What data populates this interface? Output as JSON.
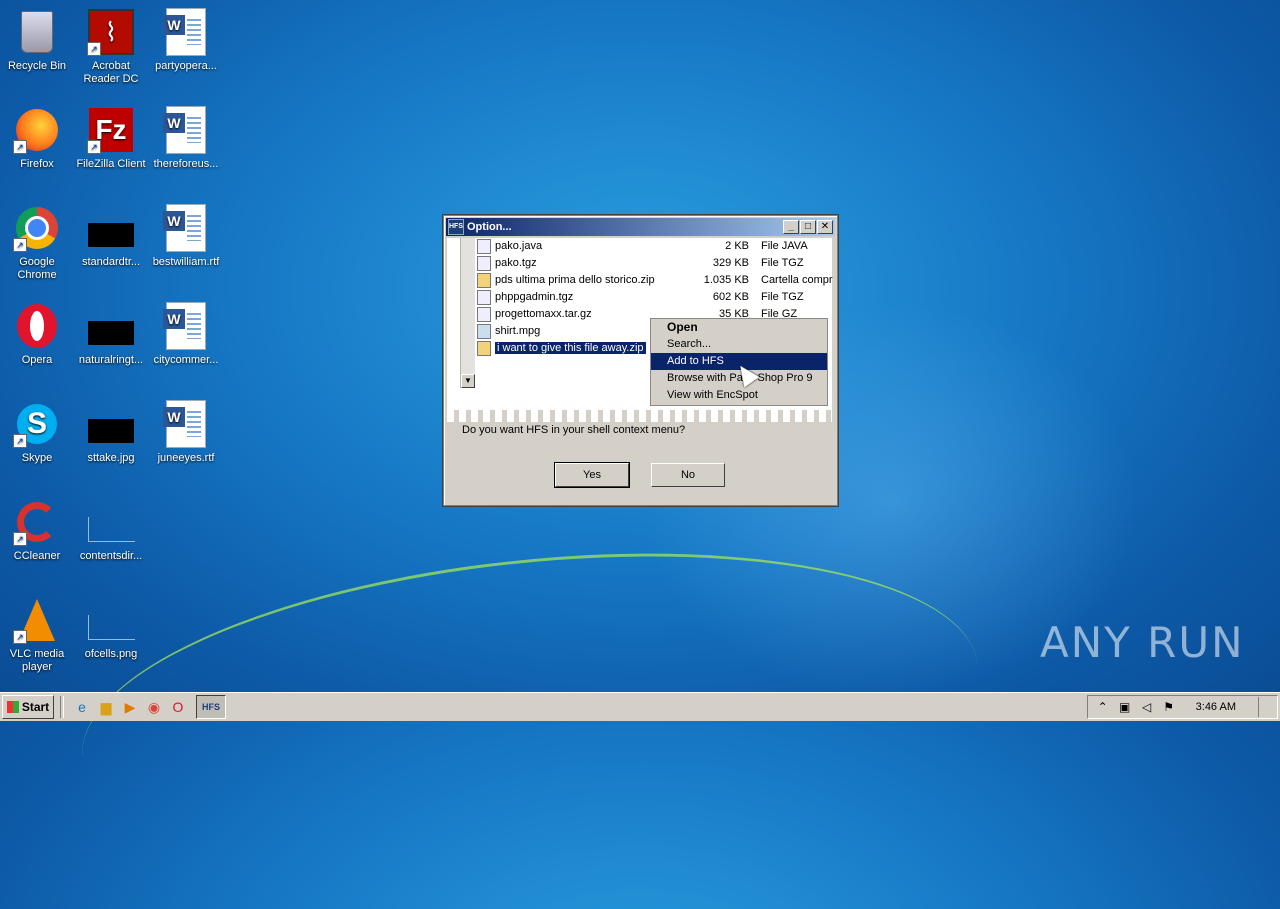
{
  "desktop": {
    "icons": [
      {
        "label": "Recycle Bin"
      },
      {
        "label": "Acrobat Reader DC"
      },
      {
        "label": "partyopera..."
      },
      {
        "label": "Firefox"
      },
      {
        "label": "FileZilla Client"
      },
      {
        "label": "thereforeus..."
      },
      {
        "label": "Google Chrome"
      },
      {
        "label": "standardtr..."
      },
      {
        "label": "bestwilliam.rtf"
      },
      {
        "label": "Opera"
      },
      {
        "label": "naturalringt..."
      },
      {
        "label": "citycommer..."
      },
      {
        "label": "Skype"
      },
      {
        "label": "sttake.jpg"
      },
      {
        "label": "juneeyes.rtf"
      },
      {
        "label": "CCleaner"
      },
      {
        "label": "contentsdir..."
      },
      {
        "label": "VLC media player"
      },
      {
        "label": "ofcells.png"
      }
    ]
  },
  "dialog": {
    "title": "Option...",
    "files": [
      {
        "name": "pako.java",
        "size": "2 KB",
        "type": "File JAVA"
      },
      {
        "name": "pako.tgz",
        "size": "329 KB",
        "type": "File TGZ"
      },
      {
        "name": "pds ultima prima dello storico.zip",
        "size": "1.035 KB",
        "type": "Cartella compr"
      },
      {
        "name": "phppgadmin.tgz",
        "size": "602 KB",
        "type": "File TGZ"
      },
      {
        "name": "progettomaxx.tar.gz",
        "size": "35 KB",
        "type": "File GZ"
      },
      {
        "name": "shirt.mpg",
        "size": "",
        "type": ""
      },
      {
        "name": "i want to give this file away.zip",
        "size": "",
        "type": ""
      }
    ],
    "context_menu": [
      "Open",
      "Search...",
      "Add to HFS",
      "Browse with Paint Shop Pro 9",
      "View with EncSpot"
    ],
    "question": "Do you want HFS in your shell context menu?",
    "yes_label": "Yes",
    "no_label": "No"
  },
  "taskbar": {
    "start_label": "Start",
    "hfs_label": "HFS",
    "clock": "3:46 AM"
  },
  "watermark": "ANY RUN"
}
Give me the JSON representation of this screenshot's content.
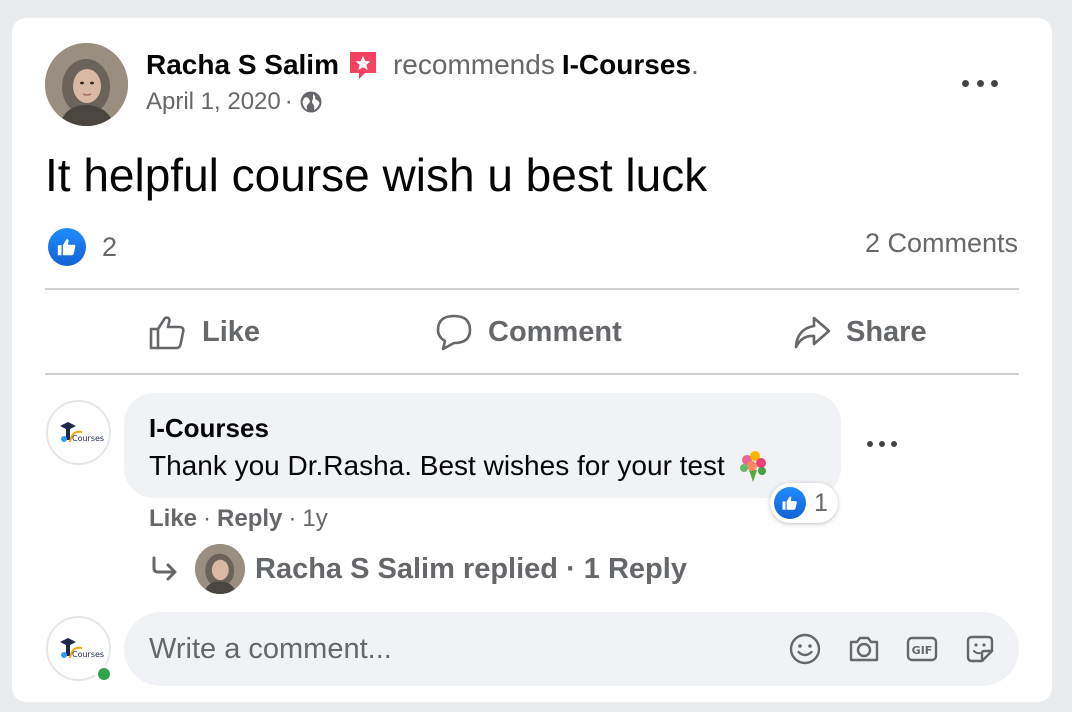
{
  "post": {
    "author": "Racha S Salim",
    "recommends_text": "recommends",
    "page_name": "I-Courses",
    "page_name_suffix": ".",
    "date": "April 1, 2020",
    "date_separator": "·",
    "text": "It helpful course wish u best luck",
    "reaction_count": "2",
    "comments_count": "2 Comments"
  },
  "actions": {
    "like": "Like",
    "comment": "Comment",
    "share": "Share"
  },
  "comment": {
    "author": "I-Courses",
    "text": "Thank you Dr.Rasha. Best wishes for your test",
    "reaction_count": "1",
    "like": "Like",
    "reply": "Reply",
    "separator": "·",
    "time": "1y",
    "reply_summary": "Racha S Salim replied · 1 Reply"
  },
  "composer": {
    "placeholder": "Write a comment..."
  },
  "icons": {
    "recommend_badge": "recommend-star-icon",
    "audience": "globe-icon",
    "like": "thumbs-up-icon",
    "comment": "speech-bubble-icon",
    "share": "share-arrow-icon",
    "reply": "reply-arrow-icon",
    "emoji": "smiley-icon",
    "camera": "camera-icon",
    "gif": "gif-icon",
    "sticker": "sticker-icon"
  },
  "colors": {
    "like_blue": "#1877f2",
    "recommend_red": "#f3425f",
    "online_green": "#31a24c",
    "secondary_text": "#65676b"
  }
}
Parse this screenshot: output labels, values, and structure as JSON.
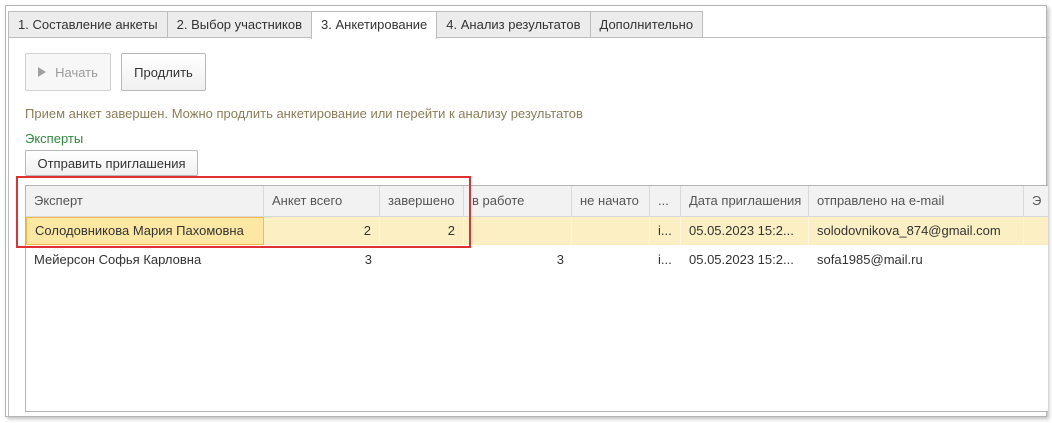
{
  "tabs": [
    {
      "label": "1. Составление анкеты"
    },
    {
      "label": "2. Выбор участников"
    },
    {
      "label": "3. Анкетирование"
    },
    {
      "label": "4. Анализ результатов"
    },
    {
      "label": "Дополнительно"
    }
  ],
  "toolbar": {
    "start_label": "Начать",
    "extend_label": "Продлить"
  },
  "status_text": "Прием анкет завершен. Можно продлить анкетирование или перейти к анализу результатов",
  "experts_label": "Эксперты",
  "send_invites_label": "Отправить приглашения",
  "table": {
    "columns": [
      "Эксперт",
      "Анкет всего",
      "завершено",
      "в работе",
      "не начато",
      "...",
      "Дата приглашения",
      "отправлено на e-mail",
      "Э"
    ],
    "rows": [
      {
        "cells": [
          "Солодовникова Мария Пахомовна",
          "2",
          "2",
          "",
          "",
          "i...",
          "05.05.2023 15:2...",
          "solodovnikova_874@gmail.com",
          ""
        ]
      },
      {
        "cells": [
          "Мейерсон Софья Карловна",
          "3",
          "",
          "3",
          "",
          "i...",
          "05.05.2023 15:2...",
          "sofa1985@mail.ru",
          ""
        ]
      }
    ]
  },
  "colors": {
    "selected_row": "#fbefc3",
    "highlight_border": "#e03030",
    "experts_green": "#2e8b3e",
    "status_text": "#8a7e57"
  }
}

* * * * *

Exercise aim
Of the lines in the material, how many contain the word "Courses"? Reply with the number and nothing else.

Result
2